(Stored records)
◆ ◆ ◆ ◆ ◆

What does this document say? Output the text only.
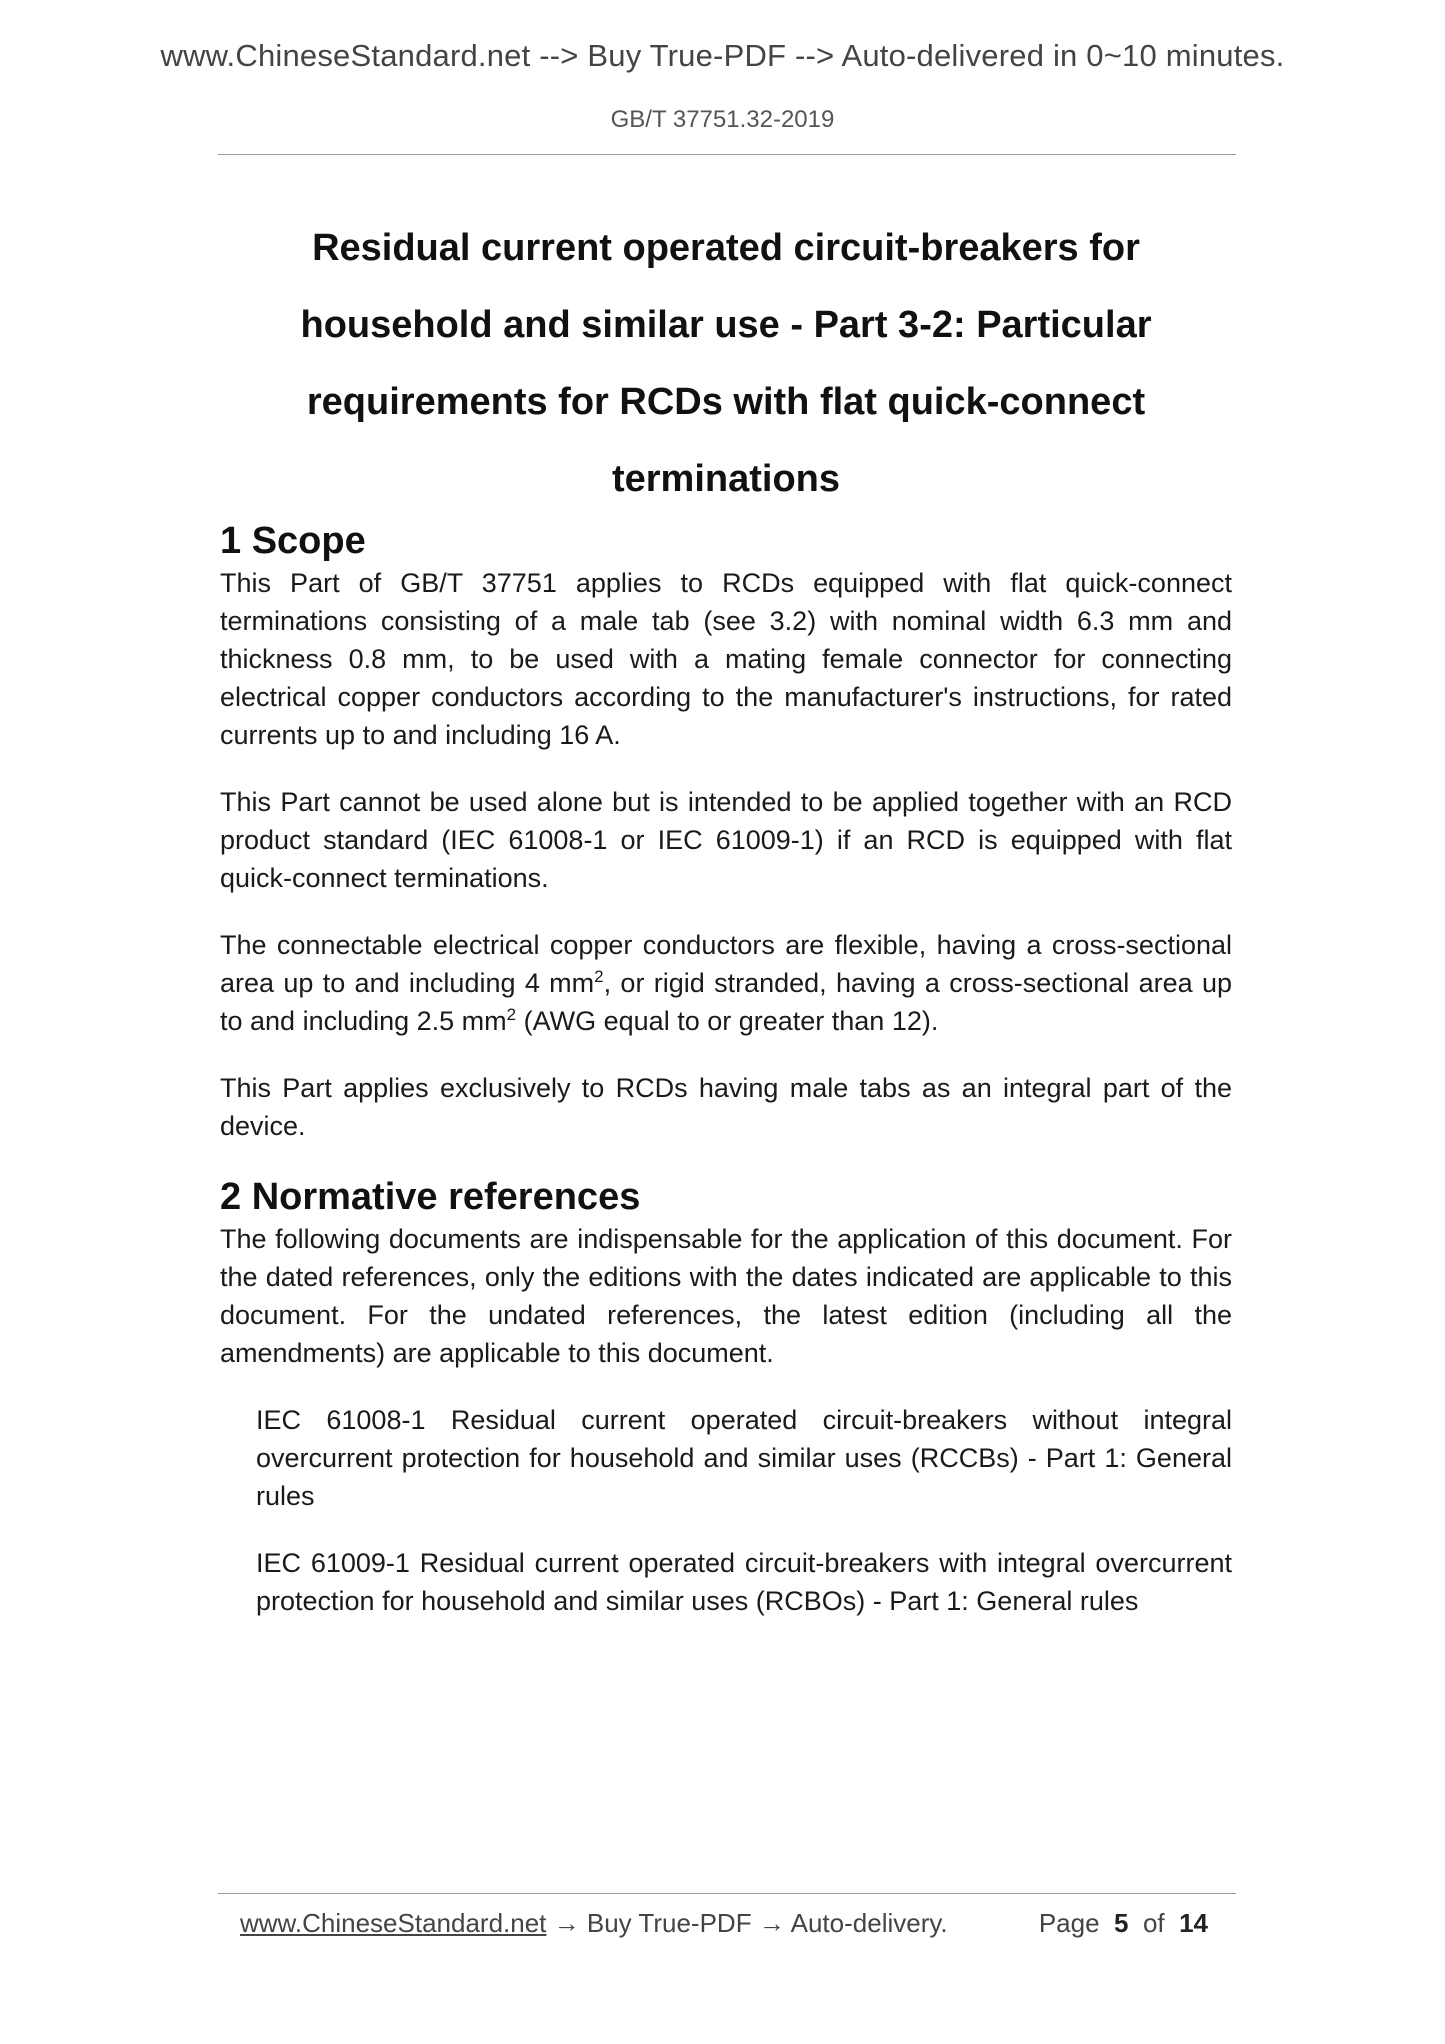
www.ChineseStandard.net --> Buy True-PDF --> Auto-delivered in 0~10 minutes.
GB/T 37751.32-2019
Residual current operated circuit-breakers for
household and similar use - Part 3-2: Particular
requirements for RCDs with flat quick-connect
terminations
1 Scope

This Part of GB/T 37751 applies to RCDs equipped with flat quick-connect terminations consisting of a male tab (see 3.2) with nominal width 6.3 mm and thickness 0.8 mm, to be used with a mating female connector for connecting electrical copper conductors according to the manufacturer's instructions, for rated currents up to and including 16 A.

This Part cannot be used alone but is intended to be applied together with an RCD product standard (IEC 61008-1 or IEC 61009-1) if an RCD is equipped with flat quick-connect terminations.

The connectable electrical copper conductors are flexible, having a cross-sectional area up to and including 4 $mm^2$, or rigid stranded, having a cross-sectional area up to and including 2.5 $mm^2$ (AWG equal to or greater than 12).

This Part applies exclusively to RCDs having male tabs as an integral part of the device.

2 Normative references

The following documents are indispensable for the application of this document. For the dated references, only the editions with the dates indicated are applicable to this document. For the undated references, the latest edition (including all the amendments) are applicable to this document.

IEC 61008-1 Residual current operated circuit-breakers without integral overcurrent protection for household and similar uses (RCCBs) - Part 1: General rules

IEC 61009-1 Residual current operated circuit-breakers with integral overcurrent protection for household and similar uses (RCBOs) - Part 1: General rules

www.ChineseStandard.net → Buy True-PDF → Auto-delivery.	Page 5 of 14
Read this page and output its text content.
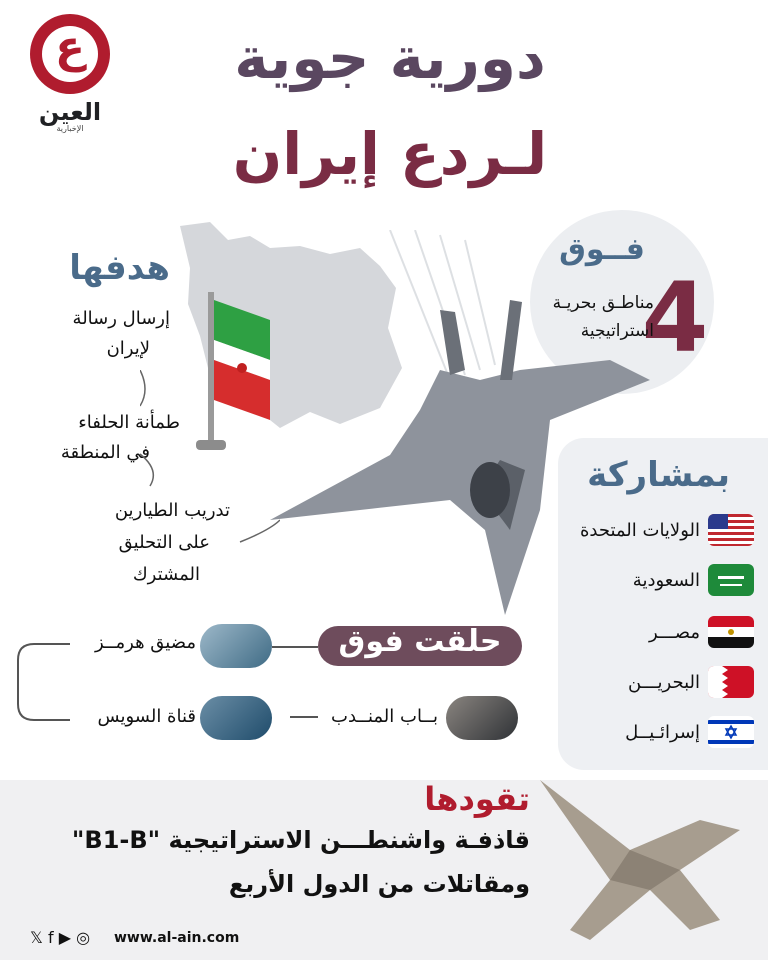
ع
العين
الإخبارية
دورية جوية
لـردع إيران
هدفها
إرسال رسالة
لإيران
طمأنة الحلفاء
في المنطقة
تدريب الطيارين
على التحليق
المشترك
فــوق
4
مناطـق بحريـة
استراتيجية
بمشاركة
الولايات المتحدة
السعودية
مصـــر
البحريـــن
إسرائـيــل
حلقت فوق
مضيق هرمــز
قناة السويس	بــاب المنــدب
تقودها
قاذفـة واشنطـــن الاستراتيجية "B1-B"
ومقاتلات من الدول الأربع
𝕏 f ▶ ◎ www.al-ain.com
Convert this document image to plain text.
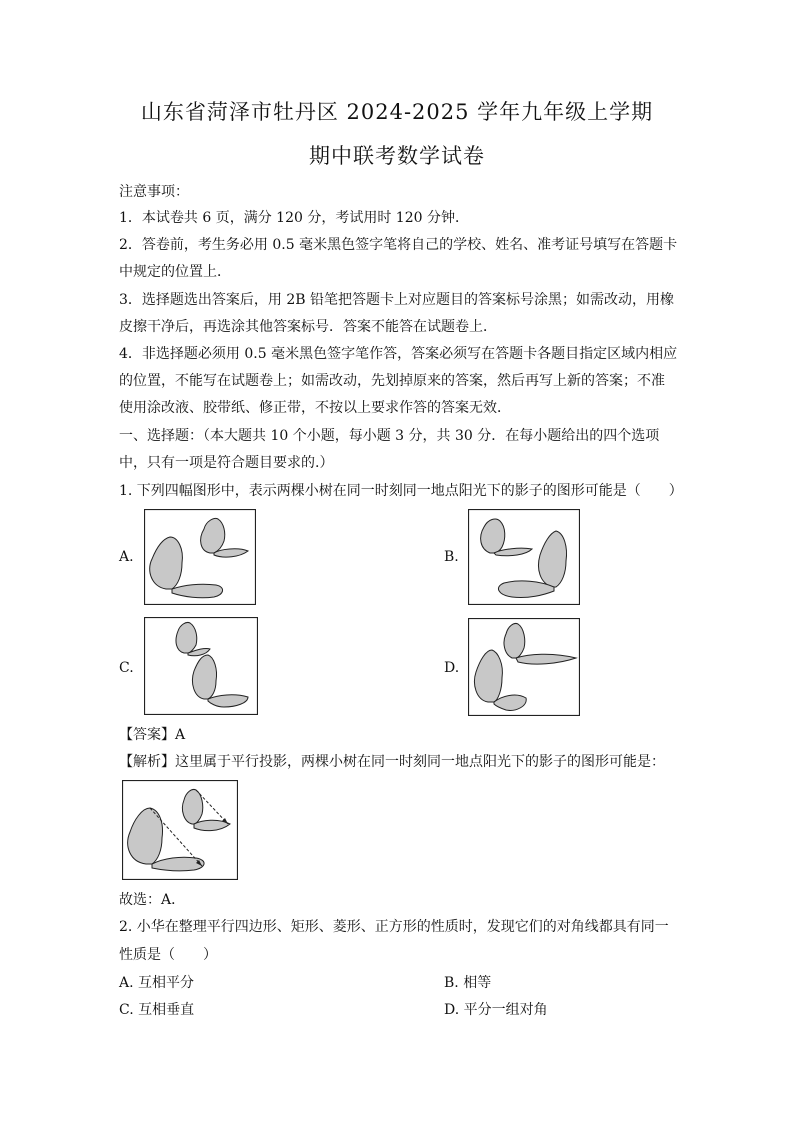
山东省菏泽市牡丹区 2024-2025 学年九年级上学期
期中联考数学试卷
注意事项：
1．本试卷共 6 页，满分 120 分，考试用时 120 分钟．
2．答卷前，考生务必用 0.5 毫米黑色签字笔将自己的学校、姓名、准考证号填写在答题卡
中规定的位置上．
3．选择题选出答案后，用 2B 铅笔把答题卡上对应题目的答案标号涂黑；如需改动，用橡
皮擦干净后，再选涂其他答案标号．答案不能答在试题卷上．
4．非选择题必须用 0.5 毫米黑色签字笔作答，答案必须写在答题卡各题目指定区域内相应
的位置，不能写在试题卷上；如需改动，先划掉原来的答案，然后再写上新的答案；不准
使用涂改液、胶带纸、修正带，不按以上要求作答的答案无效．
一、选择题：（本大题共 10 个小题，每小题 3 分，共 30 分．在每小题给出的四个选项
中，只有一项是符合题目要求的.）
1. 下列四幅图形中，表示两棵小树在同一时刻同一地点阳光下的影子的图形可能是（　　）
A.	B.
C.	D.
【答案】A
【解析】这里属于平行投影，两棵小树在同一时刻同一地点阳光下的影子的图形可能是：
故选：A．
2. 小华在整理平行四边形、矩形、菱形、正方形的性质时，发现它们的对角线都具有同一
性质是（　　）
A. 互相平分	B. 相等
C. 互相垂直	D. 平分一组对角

◆ ◆ ◆ ◆ ◆

[Prompt]:
Skip the pictures and copy exactly the lines from the one containing "Convert this document image to plain text." through the end of the material, both ends included.

[Task output]:
Convert this document image to plain text.
山东省菏泽市牡丹区 2024-2025 学年九年级上学期
期中联考数学试卷
注意事项：
1．本试卷共 6 页，满分 120 分，考试用时 120 分钟．
2．答卷前，考生务必用 0.5 毫米黑色签字笔将自己的学校、姓名、准考证号填写在答题卡
中规定的位置上．
3．选择题选出答案后，用 2B 铅笔把答题卡上对应题目的答案标号涂黑；如需改动，用橡
皮擦干净后，再选涂其他答案标号．答案不能答在试题卷上．
4．非选择题必须用 0.5 毫米黑色签字笔作答，答案必须写在答题卡各题目指定区域内相应
的位置，不能写在试题卷上；如需改动，先划掉原来的答案，然后再写上新的答案；不准
使用涂改液、胶带纸、修正带，不按以上要求作答的答案无效．
一、选择题：（本大题共 10 个小题，每小题 3 分，共 30 分．在每小题给出的四个选项
中，只有一项是符合题目要求的.）
1. 下列四幅图形中，表示两棵小树在同一时刻同一地点阳光下的影子的图形可能是（　　）
A.	B.
C.	D.
【答案】A
【解析】这里属于平行投影，两棵小树在同一时刻同一地点阳光下的影子的图形可能是：
故选：A．
2. 小华在整理平行四边形、矩形、菱形、正方形的性质时，发现它们的对角线都具有同一
性质是（　　）
A. 互相平分	B. 相等
C. 互相垂直	D. 平分一组对角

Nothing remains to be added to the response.